*DATA SHOWN*
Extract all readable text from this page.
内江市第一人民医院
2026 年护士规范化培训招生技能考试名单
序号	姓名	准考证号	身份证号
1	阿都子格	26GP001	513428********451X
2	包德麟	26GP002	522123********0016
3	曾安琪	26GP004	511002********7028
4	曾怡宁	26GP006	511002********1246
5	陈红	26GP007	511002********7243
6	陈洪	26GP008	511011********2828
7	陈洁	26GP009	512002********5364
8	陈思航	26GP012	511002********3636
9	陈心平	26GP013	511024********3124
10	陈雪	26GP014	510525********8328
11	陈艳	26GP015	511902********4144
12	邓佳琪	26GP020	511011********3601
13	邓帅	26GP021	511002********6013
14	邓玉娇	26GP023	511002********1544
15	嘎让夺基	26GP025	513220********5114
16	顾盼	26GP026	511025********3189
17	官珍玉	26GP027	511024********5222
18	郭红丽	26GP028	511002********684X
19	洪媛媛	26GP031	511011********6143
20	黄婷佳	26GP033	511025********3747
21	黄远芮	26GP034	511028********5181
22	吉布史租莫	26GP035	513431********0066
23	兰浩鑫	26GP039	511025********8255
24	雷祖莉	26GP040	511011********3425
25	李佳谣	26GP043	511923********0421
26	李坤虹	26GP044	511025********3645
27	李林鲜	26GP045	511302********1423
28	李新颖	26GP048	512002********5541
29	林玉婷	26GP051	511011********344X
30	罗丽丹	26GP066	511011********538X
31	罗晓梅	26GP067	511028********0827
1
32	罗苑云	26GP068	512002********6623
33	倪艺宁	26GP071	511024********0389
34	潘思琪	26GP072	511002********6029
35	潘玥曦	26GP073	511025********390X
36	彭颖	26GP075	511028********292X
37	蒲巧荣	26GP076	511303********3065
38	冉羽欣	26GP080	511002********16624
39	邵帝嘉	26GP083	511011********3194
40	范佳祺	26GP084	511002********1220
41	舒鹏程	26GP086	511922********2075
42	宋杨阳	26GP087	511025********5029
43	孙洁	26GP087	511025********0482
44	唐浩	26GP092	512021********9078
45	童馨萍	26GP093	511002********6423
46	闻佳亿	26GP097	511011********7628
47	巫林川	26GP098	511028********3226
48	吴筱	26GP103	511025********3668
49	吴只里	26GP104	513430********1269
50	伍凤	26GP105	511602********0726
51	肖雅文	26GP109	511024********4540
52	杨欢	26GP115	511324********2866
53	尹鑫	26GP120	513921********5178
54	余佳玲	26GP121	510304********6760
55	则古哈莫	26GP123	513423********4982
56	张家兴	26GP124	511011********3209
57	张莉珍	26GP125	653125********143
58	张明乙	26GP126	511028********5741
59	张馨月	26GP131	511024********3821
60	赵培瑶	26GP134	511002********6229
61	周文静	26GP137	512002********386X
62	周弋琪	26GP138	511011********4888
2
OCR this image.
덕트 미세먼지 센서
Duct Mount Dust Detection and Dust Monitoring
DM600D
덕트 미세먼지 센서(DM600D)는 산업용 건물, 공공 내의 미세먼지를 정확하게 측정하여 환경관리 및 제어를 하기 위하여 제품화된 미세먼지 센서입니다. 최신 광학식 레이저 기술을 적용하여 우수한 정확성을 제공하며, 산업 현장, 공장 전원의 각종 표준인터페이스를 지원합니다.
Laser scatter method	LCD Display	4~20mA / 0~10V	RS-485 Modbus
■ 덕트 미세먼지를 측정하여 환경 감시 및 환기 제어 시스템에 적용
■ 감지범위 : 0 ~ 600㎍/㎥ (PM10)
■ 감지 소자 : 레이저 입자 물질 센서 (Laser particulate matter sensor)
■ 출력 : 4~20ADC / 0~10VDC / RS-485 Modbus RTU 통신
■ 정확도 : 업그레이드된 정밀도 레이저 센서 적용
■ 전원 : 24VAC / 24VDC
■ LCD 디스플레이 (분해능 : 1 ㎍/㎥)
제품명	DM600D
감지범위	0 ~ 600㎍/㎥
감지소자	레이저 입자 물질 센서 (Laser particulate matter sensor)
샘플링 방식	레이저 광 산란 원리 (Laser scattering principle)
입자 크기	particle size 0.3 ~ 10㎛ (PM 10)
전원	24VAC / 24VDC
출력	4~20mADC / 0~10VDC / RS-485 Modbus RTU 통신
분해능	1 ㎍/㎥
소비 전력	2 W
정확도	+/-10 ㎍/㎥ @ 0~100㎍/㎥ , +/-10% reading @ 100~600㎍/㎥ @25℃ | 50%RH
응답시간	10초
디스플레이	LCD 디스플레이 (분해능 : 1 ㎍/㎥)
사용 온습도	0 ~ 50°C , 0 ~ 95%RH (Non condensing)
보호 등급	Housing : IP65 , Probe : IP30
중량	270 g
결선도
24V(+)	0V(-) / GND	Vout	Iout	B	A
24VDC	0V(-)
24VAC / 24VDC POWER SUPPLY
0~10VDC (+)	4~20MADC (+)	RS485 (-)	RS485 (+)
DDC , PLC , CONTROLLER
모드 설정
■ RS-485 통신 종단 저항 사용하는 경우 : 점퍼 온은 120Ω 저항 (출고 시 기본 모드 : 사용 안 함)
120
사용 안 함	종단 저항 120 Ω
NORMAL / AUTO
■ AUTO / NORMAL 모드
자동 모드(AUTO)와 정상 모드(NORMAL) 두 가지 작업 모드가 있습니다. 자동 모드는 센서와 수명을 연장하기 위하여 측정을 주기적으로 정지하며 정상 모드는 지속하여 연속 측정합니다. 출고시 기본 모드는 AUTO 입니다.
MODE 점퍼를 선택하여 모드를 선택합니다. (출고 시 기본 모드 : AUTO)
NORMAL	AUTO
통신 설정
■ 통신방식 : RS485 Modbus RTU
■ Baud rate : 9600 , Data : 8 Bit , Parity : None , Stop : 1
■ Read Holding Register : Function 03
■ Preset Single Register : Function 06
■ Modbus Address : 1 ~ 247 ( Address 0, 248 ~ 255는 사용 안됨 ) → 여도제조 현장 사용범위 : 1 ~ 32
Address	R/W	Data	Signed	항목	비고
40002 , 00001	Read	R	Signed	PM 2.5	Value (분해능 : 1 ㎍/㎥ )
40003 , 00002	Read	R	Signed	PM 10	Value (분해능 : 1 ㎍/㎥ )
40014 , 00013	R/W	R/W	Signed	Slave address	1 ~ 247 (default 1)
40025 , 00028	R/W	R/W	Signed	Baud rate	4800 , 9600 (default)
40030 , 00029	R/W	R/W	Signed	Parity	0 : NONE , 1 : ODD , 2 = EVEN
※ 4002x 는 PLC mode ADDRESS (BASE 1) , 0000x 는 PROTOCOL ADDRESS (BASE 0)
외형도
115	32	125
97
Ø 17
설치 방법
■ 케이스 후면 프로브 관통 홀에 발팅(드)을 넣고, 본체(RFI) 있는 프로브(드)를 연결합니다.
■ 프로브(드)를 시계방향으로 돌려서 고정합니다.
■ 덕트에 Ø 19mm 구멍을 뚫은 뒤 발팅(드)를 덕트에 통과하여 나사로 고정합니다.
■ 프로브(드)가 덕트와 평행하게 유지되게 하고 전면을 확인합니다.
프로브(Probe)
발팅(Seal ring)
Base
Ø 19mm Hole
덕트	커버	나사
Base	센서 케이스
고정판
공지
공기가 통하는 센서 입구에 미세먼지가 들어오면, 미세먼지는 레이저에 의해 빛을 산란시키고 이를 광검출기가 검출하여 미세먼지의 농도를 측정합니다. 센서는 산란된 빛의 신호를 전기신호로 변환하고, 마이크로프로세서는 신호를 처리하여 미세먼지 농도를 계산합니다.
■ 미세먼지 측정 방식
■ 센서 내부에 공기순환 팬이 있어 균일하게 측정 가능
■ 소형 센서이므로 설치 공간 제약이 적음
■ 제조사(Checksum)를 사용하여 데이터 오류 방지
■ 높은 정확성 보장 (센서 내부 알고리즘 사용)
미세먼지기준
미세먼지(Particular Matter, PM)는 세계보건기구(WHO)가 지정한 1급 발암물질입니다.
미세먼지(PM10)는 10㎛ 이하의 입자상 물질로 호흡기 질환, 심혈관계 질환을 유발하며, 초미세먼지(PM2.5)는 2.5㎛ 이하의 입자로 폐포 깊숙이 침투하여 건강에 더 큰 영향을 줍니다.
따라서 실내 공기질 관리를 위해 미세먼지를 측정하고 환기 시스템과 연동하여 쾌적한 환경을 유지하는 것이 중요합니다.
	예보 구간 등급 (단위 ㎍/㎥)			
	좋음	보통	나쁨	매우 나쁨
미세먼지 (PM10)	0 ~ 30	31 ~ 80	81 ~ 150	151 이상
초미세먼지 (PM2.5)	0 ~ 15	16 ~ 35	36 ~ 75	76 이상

*WRITTEN EXERCISE*
Using the entries above, state how many lines include the word "Probe", with no other words.

*EXPECTED OUTPUT*
2